— start Given data —
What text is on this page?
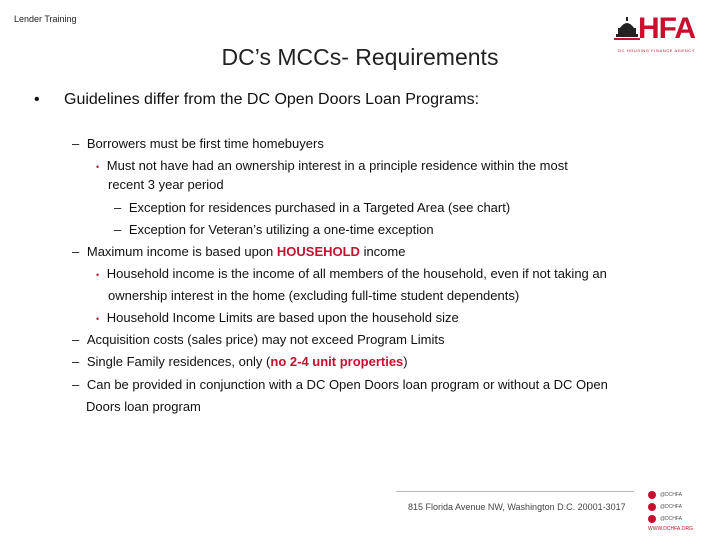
Lender Training	HFA
DC HOUSING FINANCE AGENCY
DC’s MCCs- Requirements
• Guidelines differ from the DC Open Doors Loan Programs:
– Borrowers must be first time homebuyers
• Must not have had an ownership interest in a principle residence within the most
recent 3 year period
– Exception for residences purchased in a Targeted Area (see chart)
– Exception for Veteran’s utilizing a one-time exception
– Maximum income is based upon HOUSEHOLD income
• Household income is the income of all members of the household, even if not taking an
ownership interest in the home (excluding full-time student dependents)
• Household Income Limits are based upon the household size
– Acquisition costs (sales price) may not exceed Program Limits
– Single Family residences, only (no 2-4 unit properties)
– Can be provided in conjunction with a DC Open Doors loan program or without a DC Open
Doors loan program
815 Florida Avenue NW, Washington D.C. 20001-3017
@DCHFA
@DCHFA
@DCHFA
WWW.DCHFA.ORG
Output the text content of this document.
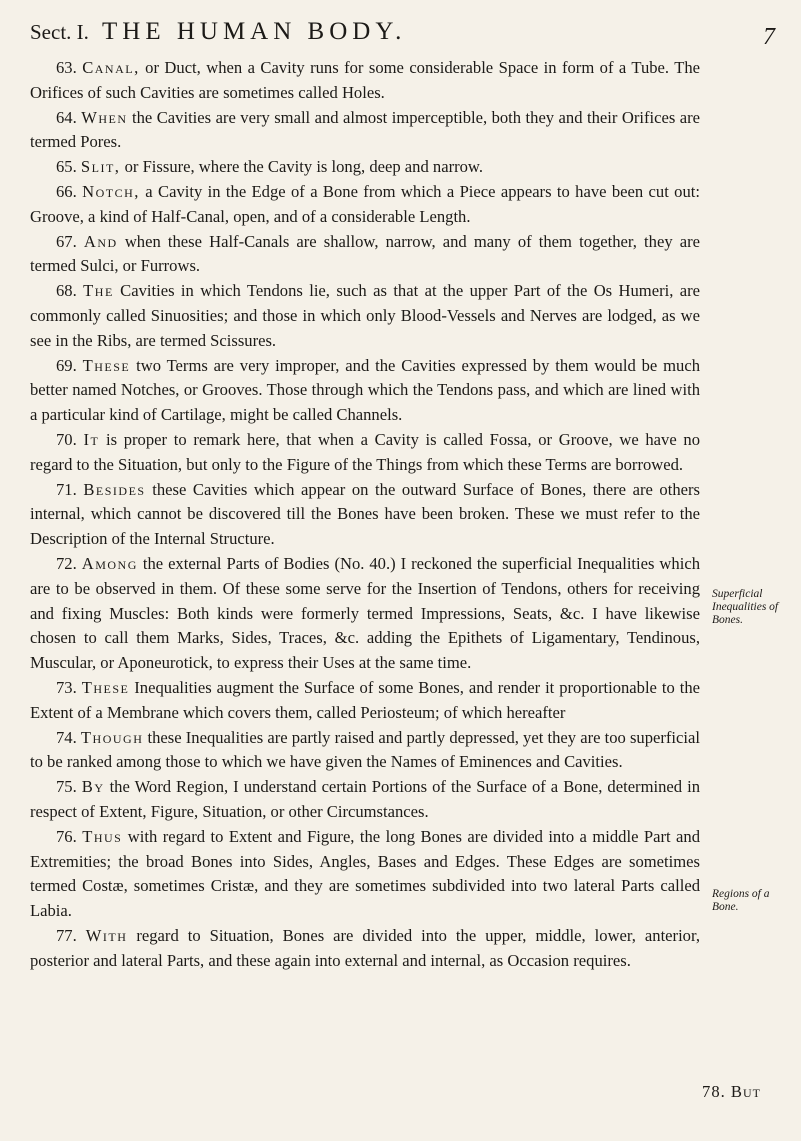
Sect. I. THE HUMAN BODY.	7

63. Canal, or Duct, when a Cavity runs for some considerable Space in form of a Tube. The Orifices of such Cavities are sometimes called Holes.

64. When the Cavities are very small and almost imperceptible, both they and their Orifices are termed Pores.

65. Slit, or Fissure, where the Cavity is long, deep and narrow.

66. Notch, a Cavity in the Edge of a Bone from which a Piece appears to have been cut out: Groove, a kind of Half-Canal, open, and of a considerable Length.

67. And when these Half-Canals are shallow, narrow, and many of them together, they are termed Sulci, or Furrows.

68. The Cavities in which Tendons lie, such as that at the upper Part of the Os Humeri, are commonly called Sinuosities; and those in which only Blood-Vessels and Nerves are lodged, as we see in the Ribs, are termed Scissures.

69. These two Terms are very improper, and the Cavities expressed by them would be much better named Notches, or Grooves. Those through which the Tendons pass, and which are lined with a particular kind of Cartilage, might be called Channels.

70. It is proper to remark here, that when a Cavity is called Fossa, or Groove, we have no regard to the Situation, but only to the Figure of the Things from which these Terms are borrowed.

71. Besides these Cavities which appear on the outward Surface of Bones, there are others internal, which cannot be discovered till the Bones have been broken. These we must refer to the Description of the Internal Structure.

72. Among the external Parts of Bodies (No. 40.) I reckoned the superficial Inequalities which are to be observed in them. Of these some serve for the Insertion of Tendons, others for receiving and fixing Muscles: Both kinds were formerly termed Impressions, Seats, &c. I have likewise chosen to call them Marks, Sides, Traces, &c. adding the Epithets of Ligamentary, Tendinous, Muscular, or Aponeurotick, to express their Uses at the same time.

73. These Inequalities augment the Surface of some Bones, and render it proportionable to the Extent of a Membrane which covers them, called Periosteum; of which hereafter

74. Though these Inequalities are partly raised and partly depressed, yet they are too superficial to be ranked among those to which we have given the Names of Eminences and Cavities.

75. By the Word Region, I understand certain Portions of the Surface of a Bone, determined in respect of Extent, Figure, Situation, or other Circumstances.

76. Thus with regard to Extent and Figure, the long Bones are divided into a middle Part and Extremities; the broad Bones into Sides, Angles, Bases and Edges. These Edges are sometimes termed Costæ, sometimes Cristæ, and they are sometimes subdivided into two lateral Parts called Labia.

77. With regard to Situation, Bones are divided into the upper, middle, lower, anterior, posterior and lateral Parts, and these again into external and internal, as Occasion requires.

Superficial Inequalities of Bones.
Regions of a Bone.
78. But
— end Given data —
Given instruction: In this exercise, set down all of the data exactly, without the pictures.

Solution:
What text is on this page?
Lender Training	HFA
DC HOUSING FINANCE AGENCY
DC’s MCCs- Requirements
• Guidelines differ from the DC Open Doors Loan Programs:
– Borrowers must be first time homebuyers
• Must not have had an ownership interest in a principle residence within the most
recent 3 year period
– Exception for residences purchased in a Targeted Area (see chart)
– Exception for Veteran’s utilizing a one-time exception
– Maximum income is based upon HOUSEHOLD income
• Household income is the income of all members of the household, even if not taking an
ownership interest in the home (excluding full-time student dependents)
• Household Income Limits are based upon the household size
– Acquisition costs (sales price) may not exceed Program Limits
– Single Family residences, only (no 2-4 unit properties)
– Can be provided in conjunction with a DC Open Doors loan program or without a DC Open
Doors loan program
815 Florida Avenue NW, Washington D.C. 20001-3017
@DCHFA
@DCHFA
@DCHFA
WWW.DCHFA.ORG
Output the text content of this document.
Sect. I. THE HUMAN BODY.	7

63. Canal, or Duct, when a Cavity runs for some considerable Space in form of a Tube. The Orifices of such Cavities are sometimes called Holes.

64. When the Cavities are very small and almost imperceptible, both they and their Orifices are termed Pores.

65. Slit, or Fissure, where the Cavity is long, deep and narrow.

66. Notch, a Cavity in the Edge of a Bone from which a Piece appears to have been cut out: Groove, a kind of Half-Canal, open, and of a considerable Length.

67. And when these Half-Canals are shallow, narrow, and many of them together, they are termed Sulci, or Furrows.

68. The Cavities in which Tendons lie, such as that at the upper Part of the Os Humeri, are commonly called Sinuosities; and those in which only Blood-Vessels and Nerves are lodged, as we see in the Ribs, are termed Scissures.

69. These two Terms are very improper, and the Cavities expressed by them would be much better named Notches, or Grooves. Those through which the Tendons pass, and which are lined with a particular kind of Cartilage, might be called Channels.

70. It is proper to remark here, that when a Cavity is called Fossa, or Groove, we have no regard to the Situation, but only to the Figure of the Things from which these Terms are borrowed.

71. Besides these Cavities which appear on the outward Surface of Bones, there are others internal, which cannot be discovered till the Bones have been broken. These we must refer to the Description of the Internal Structure.

72. Among the external Parts of Bodies (No. 40.) I reckoned the superficial Inequalities which are to be observed in them. Of these some serve for the Insertion of Tendons, others for receiving and fixing Muscles: Both kinds were formerly termed Impressions, Seats, &c. I have likewise chosen to call them Marks, Sides, Traces, &c. adding the Epithets of Ligamentary, Tendinous, Muscular, or Aponeurotick, to express their Uses at the same time.

73. These Inequalities augment the Surface of some Bones, and render it proportionable to the Extent of a Membrane which covers them, called Periosteum; of which hereafter

74. Though these Inequalities are partly raised and partly depressed, yet they are too superficial to be ranked among those to which we have given the Names of Eminences and Cavities.

75. By the Word Region, I understand certain Portions of the Surface of a Bone, determined in respect of Extent, Figure, Situation, or other Circumstances.

76. Thus with regard to Extent and Figure, the long Bones are divided into a middle Part and Extremities; the broad Bones into Sides, Angles, Bases and Edges. These Edges are sometimes termed Costæ, sometimes Cristæ, and they are sometimes subdivided into two lateral Parts called Labia.

77. With regard to Situation, Bones are divided into the upper, middle, lower, anterior, posterior and lateral Parts, and these again into external and internal, as Occasion requires.

Superficial Inequalities of Bones.
Regions of a Bone.
78. But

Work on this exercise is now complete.